DO THIS: Reproduce the data in its entirety, exactly as supplied.

################

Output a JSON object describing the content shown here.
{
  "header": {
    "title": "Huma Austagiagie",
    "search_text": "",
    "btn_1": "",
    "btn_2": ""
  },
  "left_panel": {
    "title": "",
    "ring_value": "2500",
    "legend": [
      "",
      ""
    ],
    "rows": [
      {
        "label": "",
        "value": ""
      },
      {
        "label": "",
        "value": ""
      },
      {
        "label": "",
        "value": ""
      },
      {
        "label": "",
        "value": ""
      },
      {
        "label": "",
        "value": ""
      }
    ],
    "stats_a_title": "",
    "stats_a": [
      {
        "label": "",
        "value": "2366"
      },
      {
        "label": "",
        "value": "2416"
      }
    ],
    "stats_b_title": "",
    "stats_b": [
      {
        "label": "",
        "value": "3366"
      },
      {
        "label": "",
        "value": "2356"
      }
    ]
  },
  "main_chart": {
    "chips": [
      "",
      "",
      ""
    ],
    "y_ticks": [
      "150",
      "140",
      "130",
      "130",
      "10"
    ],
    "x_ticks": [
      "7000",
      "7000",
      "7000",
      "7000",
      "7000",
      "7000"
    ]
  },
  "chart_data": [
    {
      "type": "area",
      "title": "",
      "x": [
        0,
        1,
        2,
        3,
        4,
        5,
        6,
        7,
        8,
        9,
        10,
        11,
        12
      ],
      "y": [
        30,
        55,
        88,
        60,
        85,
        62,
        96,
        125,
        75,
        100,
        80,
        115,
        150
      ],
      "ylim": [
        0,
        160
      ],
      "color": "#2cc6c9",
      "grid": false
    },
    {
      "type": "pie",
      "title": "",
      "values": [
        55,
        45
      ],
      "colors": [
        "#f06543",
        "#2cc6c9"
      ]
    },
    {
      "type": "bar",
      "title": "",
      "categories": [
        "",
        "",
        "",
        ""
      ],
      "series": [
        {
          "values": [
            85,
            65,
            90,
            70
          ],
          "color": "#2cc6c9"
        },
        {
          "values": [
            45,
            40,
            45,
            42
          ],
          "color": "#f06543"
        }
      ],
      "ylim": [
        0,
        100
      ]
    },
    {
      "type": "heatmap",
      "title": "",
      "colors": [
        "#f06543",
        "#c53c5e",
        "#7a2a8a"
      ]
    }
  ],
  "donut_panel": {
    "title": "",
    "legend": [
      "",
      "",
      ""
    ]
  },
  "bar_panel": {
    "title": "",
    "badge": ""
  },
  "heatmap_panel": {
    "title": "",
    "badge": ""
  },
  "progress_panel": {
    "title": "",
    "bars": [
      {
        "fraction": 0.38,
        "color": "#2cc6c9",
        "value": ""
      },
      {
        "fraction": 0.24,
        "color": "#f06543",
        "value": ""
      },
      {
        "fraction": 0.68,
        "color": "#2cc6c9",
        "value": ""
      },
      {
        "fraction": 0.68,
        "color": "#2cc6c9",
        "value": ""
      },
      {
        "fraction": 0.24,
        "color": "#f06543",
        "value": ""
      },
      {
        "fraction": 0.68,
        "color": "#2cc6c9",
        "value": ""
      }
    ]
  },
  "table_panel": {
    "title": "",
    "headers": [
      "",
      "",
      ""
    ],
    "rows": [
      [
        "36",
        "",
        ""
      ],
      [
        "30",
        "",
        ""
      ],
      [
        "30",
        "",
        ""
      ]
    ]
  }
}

################

WORKED SOLUTION:
Output a JSON object describing the content shown here.
{
  "header": {
    "title": "Huma Austagiagie",
    "search_text": "",
    "btn_1": "",
    "btn_2": ""
  },
  "left_panel": {
    "title": "",
    "ring_value": "2500",
    "legend": [
      "",
      ""
    ],
    "rows": [
      {
        "label": "",
        "value": ""
      },
      {
        "label": "",
        "value": ""
      },
      {
        "label": "",
        "value": ""
      },
      {
        "label": "",
        "value": ""
      },
      {
        "label": "",
        "value": ""
      }
    ],
    "stats_a_title": "",
    "stats_a": [
      {
        "label": "",
        "value": "2366"
      },
      {
        "label": "",
        "value": "2416"
      }
    ],
    "stats_b_title": "",
    "stats_b": [
      {
        "label": "",
        "value": "3366"
      },
      {
        "label": "",
        "value": "2356"
      }
    ]
  },
  "main_chart": {
    "chips": [
      "",
      "",
      ""
    ],
    "y_ticks": [
      "150",
      "140",
      "130",
      "130",
      "10"
    ],
    "x_ticks": [
      "7000",
      "7000",
      "7000",
      "7000",
      "7000",
      "7000"
    ]
  },
  "chart_data": [
    {
      "type": "area",
      "title": "",
      "x": [
        0,
        1,
        2,
        3,
        4,
        5,
        6,
        7,
        8,
        9,
        10,
        11,
        12
      ],
      "y": [
        30,
        55,
        88,
        60,
        85,
        62,
        96,
        125,
        75,
        100,
        80,
        115,
        150
      ],
      "ylim": [
        0,
        160
      ],
      "color": "#2cc6c9",
      "grid": false
    },
    {
      "type": "pie",
      "title": "",
      "values": [
        55,
        45
      ],
      "colors": [
        "#f06543",
        "#2cc6c9"
      ]
    },
    {
      "type": "bar",
      "title": "",
      "categories": [
        "",
        "",
        "",
        ""
      ],
      "series": [
        {
          "values": [
            85,
            65,
            90,
            70
          ],
          "color": "#2cc6c9"
        },
        {
          "values": [
            45,
            40,
            45,
            42
          ],
          "color": "#f06543"
        }
      ],
      "ylim": [
        0,
        100
      ]
    },
    {
      "type": "heatmap",
      "title": "",
      "colors": [
        "#f06543",
        "#c53c5e",
        "#7a2a8a"
      ]
    }
  ],
  "donut_panel": {
    "title": "",
    "legend": [
      "",
      "",
      ""
    ]
  },
  "bar_panel": {
    "title": "",
    "badge": ""
  },
  "heatmap_panel": {
    "title": "",
    "badge": ""
  },
  "progress_panel": {
    "title": "",
    "bars": [
      {
        "fraction": 0.38,
        "color": "#2cc6c9",
        "value": ""
      },
      {
        "fraction": 0.24,
        "color": "#f06543",
        "value": ""
      },
      {
        "fraction": 0.68,
        "color": "#2cc6c9",
        "value": ""
      },
      {
        "fraction": 0.68,
        "color": "#2cc6c9",
        "value": ""
      },
      {
        "fraction": 0.24,
        "color": "#f06543",
        "value": ""
      },
      {
        "fraction": 0.68,
        "color": "#2cc6c9",
        "value": ""
      }
    ]
  },
  "table_panel": {
    "title": "",
    "headers": [
      "",
      "",
      ""
    ],
    "rows": [
      [
        "36",
        "",
        ""
      ],
      [
        "30",
        "",
        ""
      ],
      [
        "30",
        "",
        ""
      ]
    ]
  }
}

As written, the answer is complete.